TASK DESCRIPTION: According to the khach'k'ar passage, why did the cross become the most powerful religious image in Armenia? Answer in one to three sentences.

PASSAGE SHOWN:
○ ○ ○ ○ ○

Khach'k'ars were often inscribed
with a date, the name of the person remembered, and at times the name of
the artist. The earliest examples from the ninth, tenth and eleventh centuries
are usually sober in their design, though often elegant in execution. The
cross is always framed by an elaborately carved band and sometimes surmounted
by an arch. Small carved circles are placed at the corners of the concave
ends of each of the four arms of the cross; in later centuries these circles
are transformed into trilobed foliage.
Leaves sprout upwards from each side
of the base of the cross of a khach'k'ar towards its arms; they are usually
stylized and in the early period in the form of palmettos. This foliage
demonstrates that symbolically the khach'k'ar represented the living cross.
Its wood is not dead, but alive with new leaves. The cross of the Crucifixion
was thought to be made from the Tree of Life, and like the Crucifixion
itself, was not a mark of death, but of rebirth through Christ's Resurrection.
Without the Crucifixion the Resurrection was impossible; the living cross,
the flowering cross, symbolizes the hope of a new life. Because the cross
was the sign of the ultimate Christian message of salvation through the
Crucifixion and Resurrection, in Armenia it became the most powerful religious
image, more prevalent than the Virgin or even Christ Himself.
Thirteenth
and fourteenth century khach'k'ars were highly ornate sculptural monuments
often surrounded by intricate lace-like geometric bands carved on several
levels. Many were of monumental size and some were supported by altar-like
structures. Often they were graced with figural representations. The best
known type of the latter variety was the so-called Amenap'rkich' or Savior
of All with a fully rendered Crucifixion scene in place of the bare cross.

○ ○ ○ ○ ○

Spatial annotation entries:
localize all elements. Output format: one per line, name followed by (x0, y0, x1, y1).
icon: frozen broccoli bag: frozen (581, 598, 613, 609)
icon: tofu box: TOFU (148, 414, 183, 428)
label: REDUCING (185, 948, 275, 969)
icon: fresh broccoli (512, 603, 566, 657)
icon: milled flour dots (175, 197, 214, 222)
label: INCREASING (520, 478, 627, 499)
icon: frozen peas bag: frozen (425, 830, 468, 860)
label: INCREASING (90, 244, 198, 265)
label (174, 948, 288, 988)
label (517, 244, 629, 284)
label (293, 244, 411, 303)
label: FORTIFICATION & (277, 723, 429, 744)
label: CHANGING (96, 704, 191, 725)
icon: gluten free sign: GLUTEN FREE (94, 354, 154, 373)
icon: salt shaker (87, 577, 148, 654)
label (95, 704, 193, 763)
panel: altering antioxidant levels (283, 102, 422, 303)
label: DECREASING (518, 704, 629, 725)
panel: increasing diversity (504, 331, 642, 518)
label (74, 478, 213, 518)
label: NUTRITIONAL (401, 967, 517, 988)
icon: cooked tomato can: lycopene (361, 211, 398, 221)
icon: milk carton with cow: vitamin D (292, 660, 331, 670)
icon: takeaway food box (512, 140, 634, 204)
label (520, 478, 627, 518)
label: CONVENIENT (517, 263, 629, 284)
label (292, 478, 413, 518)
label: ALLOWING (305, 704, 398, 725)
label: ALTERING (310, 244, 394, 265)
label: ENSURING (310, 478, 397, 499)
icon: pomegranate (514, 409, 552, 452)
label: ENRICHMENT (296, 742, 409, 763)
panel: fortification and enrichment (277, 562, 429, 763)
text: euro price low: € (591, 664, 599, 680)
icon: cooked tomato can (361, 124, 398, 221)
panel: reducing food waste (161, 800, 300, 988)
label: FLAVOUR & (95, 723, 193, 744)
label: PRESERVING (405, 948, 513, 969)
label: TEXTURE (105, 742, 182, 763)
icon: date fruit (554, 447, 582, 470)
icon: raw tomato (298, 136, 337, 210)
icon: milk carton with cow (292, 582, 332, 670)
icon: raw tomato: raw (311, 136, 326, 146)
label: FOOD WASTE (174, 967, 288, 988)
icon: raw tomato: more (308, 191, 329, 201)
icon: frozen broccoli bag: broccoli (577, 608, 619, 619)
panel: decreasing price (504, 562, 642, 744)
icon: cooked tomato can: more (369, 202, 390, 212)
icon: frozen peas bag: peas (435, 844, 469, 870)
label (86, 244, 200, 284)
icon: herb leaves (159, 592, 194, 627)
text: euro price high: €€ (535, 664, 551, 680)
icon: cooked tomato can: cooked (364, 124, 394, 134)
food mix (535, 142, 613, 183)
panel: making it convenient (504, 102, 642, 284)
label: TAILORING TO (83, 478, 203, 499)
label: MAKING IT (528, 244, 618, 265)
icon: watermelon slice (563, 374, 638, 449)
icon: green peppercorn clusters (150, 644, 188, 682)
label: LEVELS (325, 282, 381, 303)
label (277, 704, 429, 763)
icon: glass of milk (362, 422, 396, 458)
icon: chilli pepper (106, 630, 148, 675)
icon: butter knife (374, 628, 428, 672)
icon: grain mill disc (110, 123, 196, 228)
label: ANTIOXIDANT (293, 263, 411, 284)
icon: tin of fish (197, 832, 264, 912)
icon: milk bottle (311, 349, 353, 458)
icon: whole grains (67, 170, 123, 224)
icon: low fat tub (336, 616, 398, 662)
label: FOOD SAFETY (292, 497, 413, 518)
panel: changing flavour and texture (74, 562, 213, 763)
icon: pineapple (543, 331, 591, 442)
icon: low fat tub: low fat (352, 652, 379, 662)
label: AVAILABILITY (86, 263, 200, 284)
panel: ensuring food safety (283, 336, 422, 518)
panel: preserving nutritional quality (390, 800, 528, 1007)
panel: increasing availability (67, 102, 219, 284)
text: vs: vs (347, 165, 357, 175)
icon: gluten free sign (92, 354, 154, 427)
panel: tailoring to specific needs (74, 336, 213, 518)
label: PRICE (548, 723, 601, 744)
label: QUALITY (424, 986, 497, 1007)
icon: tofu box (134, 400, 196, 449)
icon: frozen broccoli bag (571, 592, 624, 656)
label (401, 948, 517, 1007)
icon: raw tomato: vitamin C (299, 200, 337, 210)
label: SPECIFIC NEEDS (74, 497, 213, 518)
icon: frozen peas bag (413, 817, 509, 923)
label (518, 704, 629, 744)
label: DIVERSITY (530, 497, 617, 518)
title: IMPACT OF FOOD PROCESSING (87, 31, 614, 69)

○ ○ ○ ○ ○

CORRECT OUTPUT: The cross was the sign of the ultimate Christian message of salvation through the Crucifixion and Resurrection. For that reason it became the most powerful religious image in Armenia, more prevalent than the Virgin or even Christ Himself.